Dataset listings of figures

* * * * * * * * *

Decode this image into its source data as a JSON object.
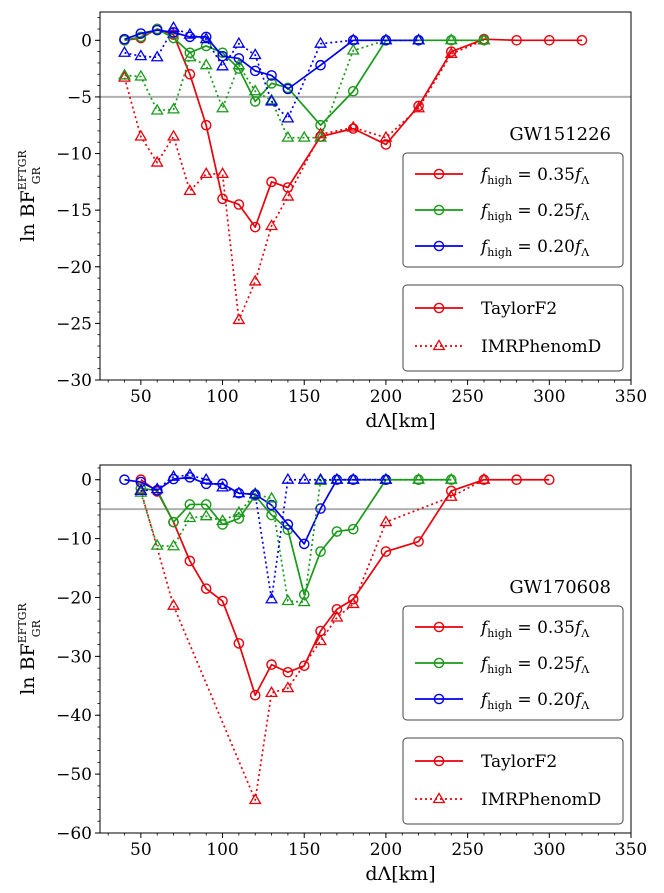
{
  "legend_lines": {
    "x_symbol": "f",
    "x_sub": "high",
    "eq": "=",
    "items": [
      {
        "coef": "0.35",
        "color": "#e8000b"
      },
      {
        "coef": "0.25",
        "color": "#1a9a1a"
      },
      {
        "coef": "0.20",
        "color": "#0000ee"
      }
    ],
    "lambda_sub": "Λ"
  },
  "legend_styles": [
    {
      "label": "TaylorF2",
      "style": "solid",
      "marker": "circle"
    },
    {
      "label": "IMRPhenomD",
      "style": "dotted",
      "marker": "triangle"
    }
  ],
  "colors": {
    "f035": "#e8000b",
    "f025": "#1a9a1a",
    "f020": "#0000ee",
    "ref": "#b0b0b0"
  },
  "chart_data": [
    {
      "type": "line",
      "annotation": "GW151226",
      "xlabel": "dΛ[km]",
      "ylabel": "ln BF",
      "ylabel_sup": "EFTGR",
      "ylabel_sub": "GR",
      "xlim": [
        25,
        350
      ],
      "ylim": [
        -30,
        2.5
      ],
      "xticks": [
        50,
        100,
        150,
        200,
        250,
        300,
        350
      ],
      "yticks": [
        0,
        -5,
        -10,
        -15,
        -20,
        -25,
        -30
      ],
      "hline": -5,
      "series": [
        {
          "name": "f_high = 0.35 f_Λ, TaylorF2",
          "color": "#e8000b",
          "style": "solid",
          "marker": "circle",
          "x": [
            40,
            50,
            60,
            70,
            80,
            90,
            100,
            110,
            120,
            130,
            140,
            160,
            180,
            200,
            220,
            240,
            260,
            280,
            300,
            320
          ],
          "y": [
            0,
            0.2,
            1,
            0.5,
            -3,
            -7.5,
            -14,
            -14.5,
            -16.5,
            -12.5,
            -13,
            -8.5,
            -7.8,
            -9.2,
            -5.8,
            -1,
            0.1,
            0,
            0,
            0
          ]
        },
        {
          "name": "f_high = 0.25 f_Λ, TaylorF2",
          "color": "#1a9a1a",
          "style": "solid",
          "marker": "circle",
          "x": [
            40,
            50,
            60,
            70,
            80,
            90,
            100,
            110,
            120,
            130,
            140,
            160,
            180,
            200,
            220,
            240,
            260
          ],
          "y": [
            0,
            0.3,
            1,
            0.2,
            -1.1,
            -0.5,
            -1.1,
            -2.5,
            -5.4,
            -3.8,
            -4.2,
            -7.5,
            -4.5,
            0,
            0,
            0,
            0
          ]
        },
        {
          "name": "f_high = 0.20 f_Λ, TaylorF2",
          "color": "#0000ee",
          "style": "solid",
          "marker": "circle",
          "x": [
            40,
            50,
            60,
            70,
            80,
            90,
            100,
            110,
            120,
            130,
            140,
            160,
            180,
            200,
            220
          ],
          "y": [
            0.1,
            0.6,
            0.9,
            0.7,
            0.3,
            0.3,
            -1.4,
            -1.6,
            -2.7,
            -3.1,
            -4.3,
            -2.2,
            0,
            0,
            0
          ]
        },
        {
          "name": "f_high = 0.35 f_Λ, IMRPhenomD",
          "color": "#e8000b",
          "style": "dotted",
          "marker": "triangle",
          "x": [
            40,
            50,
            60,
            70,
            80,
            90,
            100,
            110,
            120,
            130,
            140,
            160,
            180,
            200,
            220,
            240,
            260
          ],
          "y": [
            -3.3,
            -8.5,
            -10.8,
            -8.5,
            -13.3,
            -11.8,
            -11.8,
            -24.7,
            -21.3,
            -16.4,
            -13.8,
            -8.3,
            -7.7,
            -8.6,
            -6,
            -1.2,
            0
          ]
        },
        {
          "name": "f_high = 0.25 f_Λ, IMRPhenomD",
          "color": "#1a9a1a",
          "style": "dotted",
          "marker": "triangle",
          "x": [
            40,
            50,
            60,
            70,
            80,
            90,
            100,
            110,
            120,
            130,
            140,
            150,
            160,
            180,
            200,
            220,
            240,
            260
          ],
          "y": [
            -3.1,
            -3.2,
            -6.2,
            -6.1,
            -1.5,
            -2.2,
            -6,
            -2.2,
            -4.5,
            -5.3,
            -8.6,
            -8.6,
            -8.6,
            -0.9,
            0,
            0,
            0,
            0
          ]
        },
        {
          "name": "f_high = 0.20 f_Λ, IMRPhenomD",
          "color": "#0000ee",
          "style": "dotted",
          "marker": "triangle",
          "x": [
            40,
            50,
            60,
            70,
            80,
            90,
            100,
            110,
            120,
            130,
            140,
            160,
            180,
            200,
            220
          ],
          "y": [
            -1.1,
            -1.4,
            -1.5,
            1.1,
            0.5,
            0.1,
            -2.3,
            -0.3,
            -1.3,
            -5.4,
            -6.9,
            -0.3,
            0,
            0,
            0
          ]
        }
      ]
    },
    {
      "type": "line",
      "annotation": "GW170608",
      "xlabel": "dΛ[km]",
      "ylabel": "ln BF",
      "ylabel_sup": "EFTGR",
      "ylabel_sub": "GR",
      "xlim": [
        25,
        350
      ],
      "ylim": [
        -60,
        2.5
      ],
      "xticks": [
        50,
        100,
        150,
        200,
        250,
        300,
        350
      ],
      "yticks": [
        0,
        -10,
        -20,
        -30,
        -40,
        -50,
        -60
      ],
      "hline": -5,
      "series": [
        {
          "name": "f_high = 0.35 f_Λ, TaylorF2",
          "color": "#e8000b",
          "style": "solid",
          "marker": "circle",
          "x": [
            50,
            60,
            70,
            80,
            90,
            100,
            110,
            120,
            130,
            140,
            150,
            160,
            170,
            180,
            200,
            220,
            240,
            260,
            280,
            300
          ],
          "y": [
            0,
            -2,
            -7.2,
            -13.8,
            -18.5,
            -20.6,
            -27.8,
            -36.6,
            -31.4,
            -32.7,
            -31.6,
            -25.7,
            -22,
            -20.3,
            -12.2,
            -10.5,
            -1.9,
            0,
            0,
            0
          ]
        },
        {
          "name": "f_high = 0.25 f_Λ, TaylorF2",
          "color": "#1a9a1a",
          "style": "solid",
          "marker": "circle",
          "x": [
            50,
            60,
            70,
            80,
            90,
            100,
            110,
            120,
            130,
            140,
            150,
            160,
            170,
            180,
            200,
            220,
            240
          ],
          "y": [
            -1.5,
            -1.8,
            -7.2,
            -4.2,
            -4.2,
            -7.6,
            -6.6,
            -2.7,
            -6,
            -8.5,
            -19.5,
            -12.2,
            -8.8,
            -8.4,
            0,
            0,
            0
          ]
        },
        {
          "name": "f_high = 0.20 f_Λ, TaylorF2",
          "color": "#0000ee",
          "style": "solid",
          "marker": "circle",
          "x": [
            40,
            50,
            60,
            70,
            80,
            90,
            100,
            110,
            120,
            130,
            140,
            150,
            160,
            170,
            180,
            200
          ],
          "y": [
            0,
            -0.4,
            -1.8,
            0.1,
            0.4,
            -0.7,
            -0.7,
            -2.3,
            -2.5,
            -4.3,
            -7.6,
            -10.9,
            -4.9,
            0,
            0,
            0
          ]
        },
        {
          "name": "f_high = 0.35 f_Λ, IMRPhenomD",
          "color": "#e8000b",
          "style": "dotted",
          "marker": "triangle",
          "x": [
            50,
            70,
            120,
            130,
            140,
            160,
            170,
            180,
            200,
            240,
            260
          ],
          "y": [
            -1.8,
            -21.4,
            -54.4,
            -36.2,
            -35.4,
            -27.4,
            -23.4,
            -21.1,
            -7.2,
            -2.9,
            0
          ]
        },
        {
          "name": "f_high = 0.25 f_Λ, IMRPhenomD",
          "color": "#1a9a1a",
          "style": "dotted",
          "marker": "triangle",
          "x": [
            50,
            60,
            70,
            80,
            90,
            100,
            110,
            120,
            130,
            140,
            150,
            160,
            170,
            180,
            200,
            220,
            240
          ],
          "y": [
            -2.2,
            -11.2,
            -11.3,
            -6.5,
            -6.2,
            -7,
            -5.6,
            -2.4,
            -3.2,
            -20.6,
            -20.8,
            -0.2,
            0,
            0,
            0,
            0,
            0
          ]
        },
        {
          "name": "f_high = 0.20 f_Λ, IMRPhenomD",
          "color": "#0000ee",
          "style": "dotted",
          "marker": "triangle",
          "x": [
            50,
            60,
            70,
            80,
            90,
            100,
            110,
            120,
            130,
            140,
            150,
            160,
            170,
            180,
            200
          ],
          "y": [
            -1.9,
            -1.6,
            0.5,
            0.8,
            0,
            -1.3,
            -2.3,
            -2.5,
            -20.3,
            0,
            0,
            0,
            0,
            0,
            0
          ]
        }
      ]
    }
  ]
}
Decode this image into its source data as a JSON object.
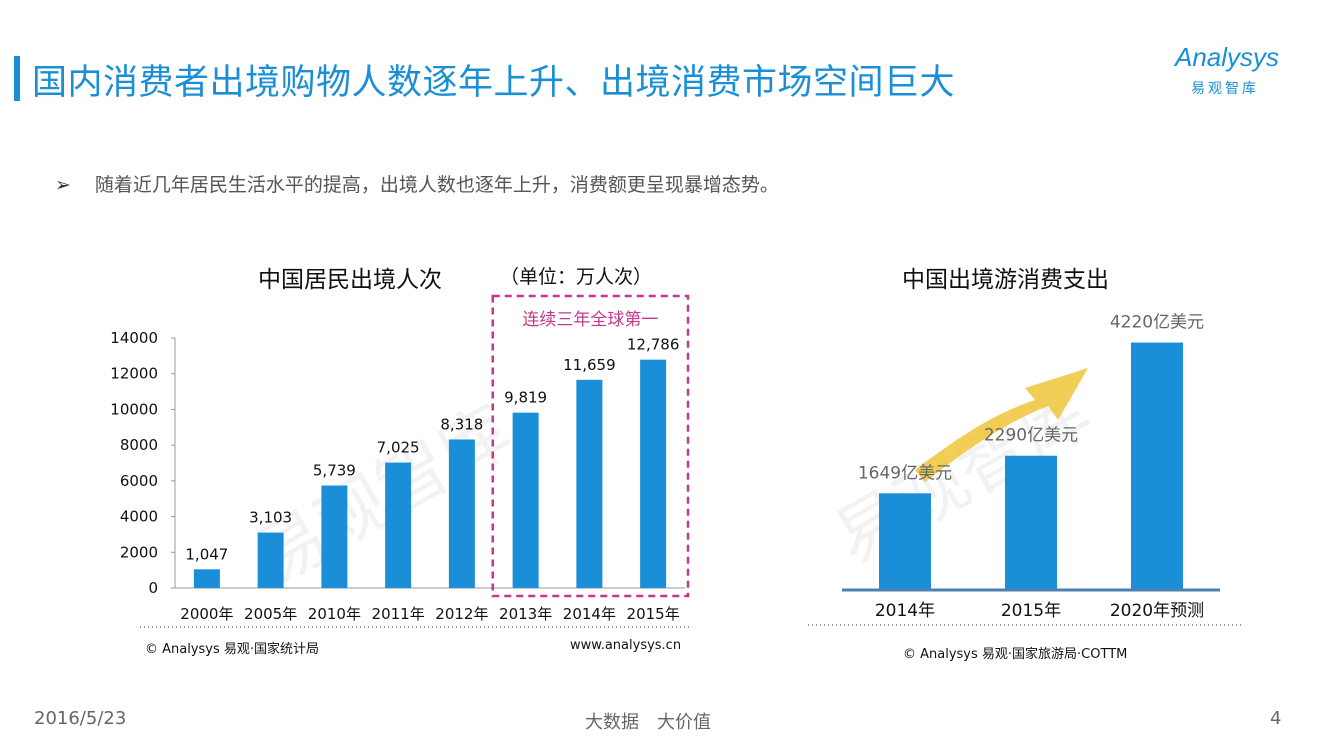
{
  "page": {
    "title": "国内消费者出境购物人数逐年上升、出境消费市场空间巨大",
    "bullet_marker": "➢",
    "bullet": "随着近几年居民生活水平的提高，出境人数也逐年上升，消费额更呈现暴增态势。",
    "logo": {
      "word": "Analysys",
      "sub": "易观智库"
    },
    "watermark": "易观智库",
    "footer": {
      "date": "2016/5/23",
      "center": "大数据　大价值",
      "page": "4"
    }
  },
  "colors": {
    "accent": "#1a8fd8",
    "bar": "#1a8fd8",
    "highlight": "#c6378f",
    "arrow": "#f0c53a"
  },
  "chart_data": [
    {
      "type": "bar",
      "title": "中国居民出境人次",
      "unit": "（单位：万人次）",
      "categories": [
        "2000年",
        "2005年",
        "2010年",
        "2011年",
        "2012年",
        "2013年",
        "2014年",
        "2015年"
      ],
      "values": [
        1047,
        3103,
        5739,
        7025,
        8318,
        9819,
        11659,
        12786
      ],
      "value_labels": [
        "1,047",
        "3,103",
        "5,739",
        "7,025",
        "8,318",
        "9,819",
        "11,659",
        "12,786"
      ],
      "ylim": [
        0,
        14000
      ],
      "yticks": [
        0,
        2000,
        4000,
        6000,
        8000,
        10000,
        12000,
        14000
      ],
      "highlight_label": "连续三年全球第一",
      "highlight_categories": [
        "2013年",
        "2014年",
        "2015年"
      ],
      "source": "© Analysys 易观·国家统计局",
      "website": "www.analysys.cn"
    },
    {
      "type": "bar",
      "title": "中国出境游消费支出",
      "categories": [
        "2014年",
        "2015年",
        "2020年预测"
      ],
      "values": [
        1649,
        2290,
        4220
      ],
      "value_labels": [
        "1649亿美元",
        "2290亿美元",
        "4220亿美元"
      ],
      "ylim": [
        0,
        4400
      ],
      "source": "© Analysys 易观·国家旅游局·COTTM"
    }
  ]
}
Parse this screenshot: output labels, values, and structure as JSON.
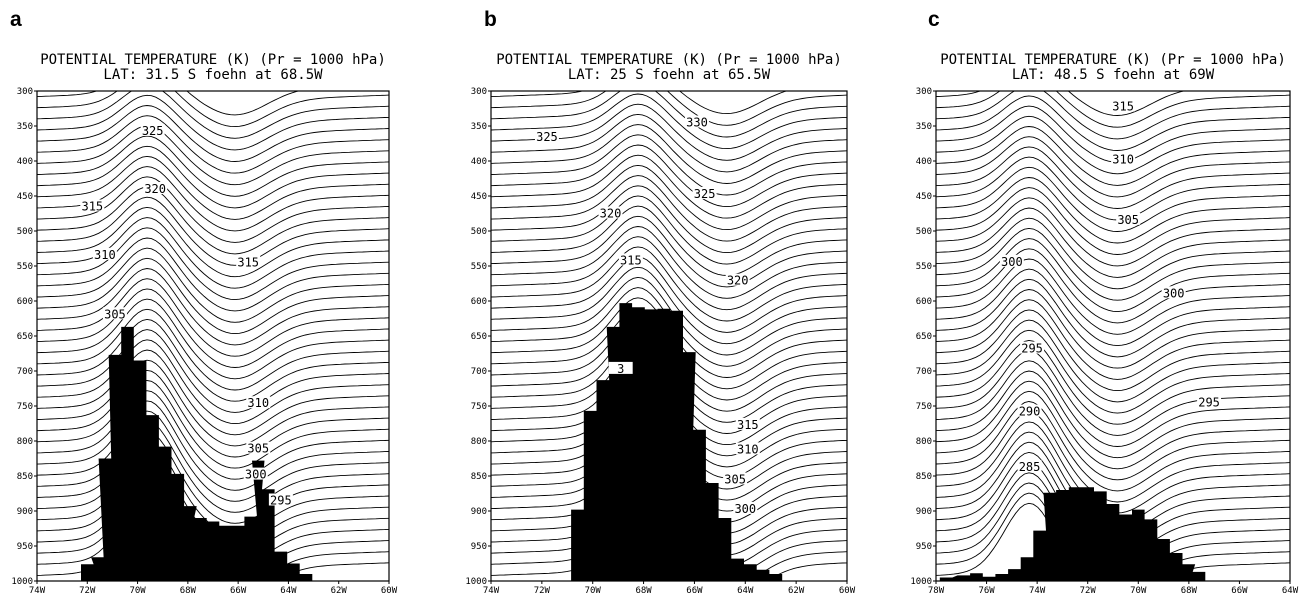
{
  "figure": {
    "panel_letters": [
      "a",
      "b",
      "c"
    ]
  },
  "chart_data": [
    {
      "type": "contour",
      "panel": "a",
      "title": "POTENTIAL TEMPERATURE (K)  (Pr = 1000 hPa)",
      "subtitle": "LAT: 31.5 S    foehn at 68.5W",
      "x_range": [
        -74,
        -60
      ],
      "y_range_hpa": [
        300,
        1000
      ],
      "x_ticks": [
        -74,
        -72,
        -70,
        -68,
        -66,
        -64,
        -62,
        -60
      ],
      "x_tick_labels": [
        "74W",
        "72W",
        "70W",
        "68W",
        "66W",
        "64W",
        "62W",
        "60W"
      ],
      "y_ticks": [
        300,
        350,
        400,
        450,
        500,
        550,
        600,
        650,
        700,
        750,
        800,
        850,
        900,
        950,
        1000
      ],
      "y_tick_labels": [
        "300",
        "350",
        "400",
        "450",
        "500",
        "550",
        "600",
        "650",
        "700",
        "750",
        "800",
        "850",
        "900",
        "950",
        "1000"
      ],
      "contour_levels": [
        280,
        340
      ],
      "contour_interval": 1,
      "contour_labels": [
        "325",
        "320",
        "315",
        "315",
        "310",
        "305",
        "310",
        "305",
        "300",
        "295"
      ],
      "contour_label_positions": [
        [
          -69.4,
          357
        ],
        [
          -69.3,
          440
        ],
        [
          -71.8,
          465
        ],
        [
          -65.6,
          545
        ],
        [
          -71.3,
          534
        ],
        [
          -70.9,
          619
        ],
        [
          -65.2,
          746
        ],
        [
          -65.2,
          811
        ],
        [
          -65.3,
          848
        ],
        [
          -64.3,
          885
        ]
      ],
      "terrain_hpa": [
        {
          "x": -72.0,
          "p": 976
        },
        {
          "x": -71.6,
          "p": 966
        },
        {
          "x": -71.3,
          "p": 825
        },
        {
          "x": -70.9,
          "p": 677
        },
        {
          "x": -70.4,
          "p": 637
        },
        {
          "x": -69.9,
          "p": 685
        },
        {
          "x": -69.4,
          "p": 763
        },
        {
          "x": -68.9,
          "p": 808
        },
        {
          "x": -68.4,
          "p": 847
        },
        {
          "x": -67.9,
          "p": 893
        },
        {
          "x": -67.5,
          "p": 910
        },
        {
          "x": -67.0,
          "p": 915
        },
        {
          "x": -66.5,
          "p": 921
        },
        {
          "x": -66.0,
          "p": 921
        },
        {
          "x": -65.5,
          "p": 908
        },
        {
          "x": -65.2,
          "p": 828
        },
        {
          "x": -64.8,
          "p": 869
        },
        {
          "x": -64.3,
          "p": 958
        },
        {
          "x": -63.8,
          "p": 975
        },
        {
          "x": -63.3,
          "p": 990
        }
      ],
      "contour_field": {
        "p": [
          300,
          1000
        ],
        "x": [
          -74,
          -60
        ],
        "theta_top": 331,
        "theta_bottom": 289,
        "dip_center": -69.3
      }
    },
    {
      "type": "contour",
      "panel": "b",
      "title": "POTENTIAL TEMPERATURE (K)  (Pr = 1000 hPa)",
      "subtitle": "LAT: 25 S    foehn at 65.5W",
      "x_range": [
        -74,
        -60
      ],
      "y_range_hpa": [
        300,
        1000
      ],
      "x_ticks": [
        -74,
        -72,
        -70,
        -68,
        -66,
        -64,
        -62,
        -60
      ],
      "x_tick_labels": [
        "74W",
        "72W",
        "70W",
        "68W",
        "66W",
        "64W",
        "62W",
        "60W"
      ],
      "y_ticks": [
        300,
        350,
        400,
        450,
        500,
        550,
        600,
        650,
        700,
        750,
        800,
        850,
        900,
        950,
        1000
      ],
      "y_tick_labels": [
        "300",
        "350",
        "400",
        "450",
        "500",
        "550",
        "600",
        "650",
        "700",
        "750",
        "800",
        "850",
        "900",
        "950",
        "1000"
      ],
      "contour_levels": [
        280,
        340
      ],
      "contour_interval": 1,
      "contour_labels": [
        "330",
        "325",
        "325",
        "320",
        "315",
        "320",
        "315",
        "310",
        "305",
        "300",
        "3"
      ],
      "contour_label_positions": [
        [
          -65.9,
          345
        ],
        [
          -71.8,
          366
        ],
        [
          -65.6,
          447
        ],
        [
          -69.3,
          475
        ],
        [
          -68.5,
          542
        ],
        [
          -64.3,
          571
        ],
        [
          -63.9,
          777
        ],
        [
          -63.9,
          812
        ],
        [
          -64.4,
          855
        ],
        [
          -64.0,
          897
        ],
        [
          -68.9,
          697
        ]
      ],
      "terrain_hpa": [
        {
          "x": -70.6,
          "p": 898
        },
        {
          "x": -70.1,
          "p": 757
        },
        {
          "x": -69.6,
          "p": 713
        },
        {
          "x": -69.2,
          "p": 637
        },
        {
          "x": -68.7,
          "p": 603
        },
        {
          "x": -68.2,
          "p": 609
        },
        {
          "x": -67.7,
          "p": 612
        },
        {
          "x": -67.2,
          "p": 611
        },
        {
          "x": -66.7,
          "p": 614
        },
        {
          "x": -66.2,
          "p": 673
        },
        {
          "x": -65.8,
          "p": 784
        },
        {
          "x": -65.3,
          "p": 860
        },
        {
          "x": -64.8,
          "p": 910
        },
        {
          "x": -64.3,
          "p": 968
        },
        {
          "x": -63.8,
          "p": 976
        },
        {
          "x": -63.3,
          "p": 984
        },
        {
          "x": -62.8,
          "p": 990
        }
      ],
      "contour_field": {
        "p": [
          300,
          1000
        ],
        "x": [
          -74,
          -60
        ],
        "theta_top": 333,
        "theta_bottom": 290,
        "dip_center": -67.9
      }
    },
    {
      "type": "contour",
      "panel": "c",
      "title": "POTENTIAL TEMPERATURE (K)  (Pr = 1000 hPa)",
      "subtitle": "LAT: 48.5 S    foehn at 69W",
      "x_range": [
        -78,
        -64
      ],
      "y_range_hpa": [
        300,
        1000
      ],
      "x_ticks": [
        -78,
        -76,
        -74,
        -72,
        -70,
        -68,
        -66,
        -64
      ],
      "x_tick_labels": [
        "78W",
        "76W",
        "74W",
        "72W",
        "70W",
        "68W",
        "66W",
        "64W"
      ],
      "y_ticks": [
        300,
        350,
        400,
        450,
        500,
        550,
        600,
        650,
        700,
        750,
        800,
        850,
        900,
        950,
        1000
      ],
      "y_tick_labels": [
        "300",
        "350",
        "400",
        "450",
        "500",
        "550",
        "600",
        "650",
        "700",
        "750",
        "800",
        "850",
        "900",
        "950",
        "1000"
      ],
      "contour_levels": [
        280,
        340
      ],
      "contour_interval": 1,
      "contour_labels": [
        "315",
        "310",
        "305",
        "300",
        "300",
        "295",
        "295",
        "290",
        "285"
      ],
      "contour_label_positions": [
        [
          -70.6,
          322
        ],
        [
          -70.6,
          398
        ],
        [
          -70.4,
          484
        ],
        [
          -75.0,
          544
        ],
        [
          -68.6,
          589
        ],
        [
          -74.2,
          668
        ],
        [
          -67.2,
          745
        ],
        [
          -74.3,
          758
        ],
        [
          -74.3,
          837
        ]
      ],
      "terrain_hpa": [
        {
          "x": -77.6,
          "p": 995
        },
        {
          "x": -76.9,
          "p": 992
        },
        {
          "x": -76.4,
          "p": 989
        },
        {
          "x": -75.9,
          "p": 994
        },
        {
          "x": -75.4,
          "p": 990
        },
        {
          "x": -74.9,
          "p": 983
        },
        {
          "x": -74.4,
          "p": 966
        },
        {
          "x": -73.9,
          "p": 928
        },
        {
          "x": -73.5,
          "p": 874
        },
        {
          "x": -73.0,
          "p": 870
        },
        {
          "x": -72.5,
          "p": 866
        },
        {
          "x": -72.0,
          "p": 866
        },
        {
          "x": -71.5,
          "p": 872
        },
        {
          "x": -71.0,
          "p": 890
        },
        {
          "x": -70.5,
          "p": 905
        },
        {
          "x": -70.0,
          "p": 898
        },
        {
          "x": -69.5,
          "p": 912
        },
        {
          "x": -69.0,
          "p": 940
        },
        {
          "x": -68.5,
          "p": 960
        },
        {
          "x": -68.0,
          "p": 976
        },
        {
          "x": -67.6,
          "p": 987
        }
      ],
      "contour_field": {
        "p": [
          300,
          1000
        ],
        "x": [
          -78,
          -64
        ],
        "theta_top": 318,
        "theta_bottom": 281,
        "dip_center": -74.0
      }
    }
  ]
}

* * * * * * * * *

Extract all lines from the material above that include the word "foehn".

      "subtitle": "LAT: 31.5 S    foehn at 68.5W",
      "subtitle": "LAT: 25 S    foehn at 65.5W",
      "subtitle": "LAT: 48.5 S    foehn at 69W",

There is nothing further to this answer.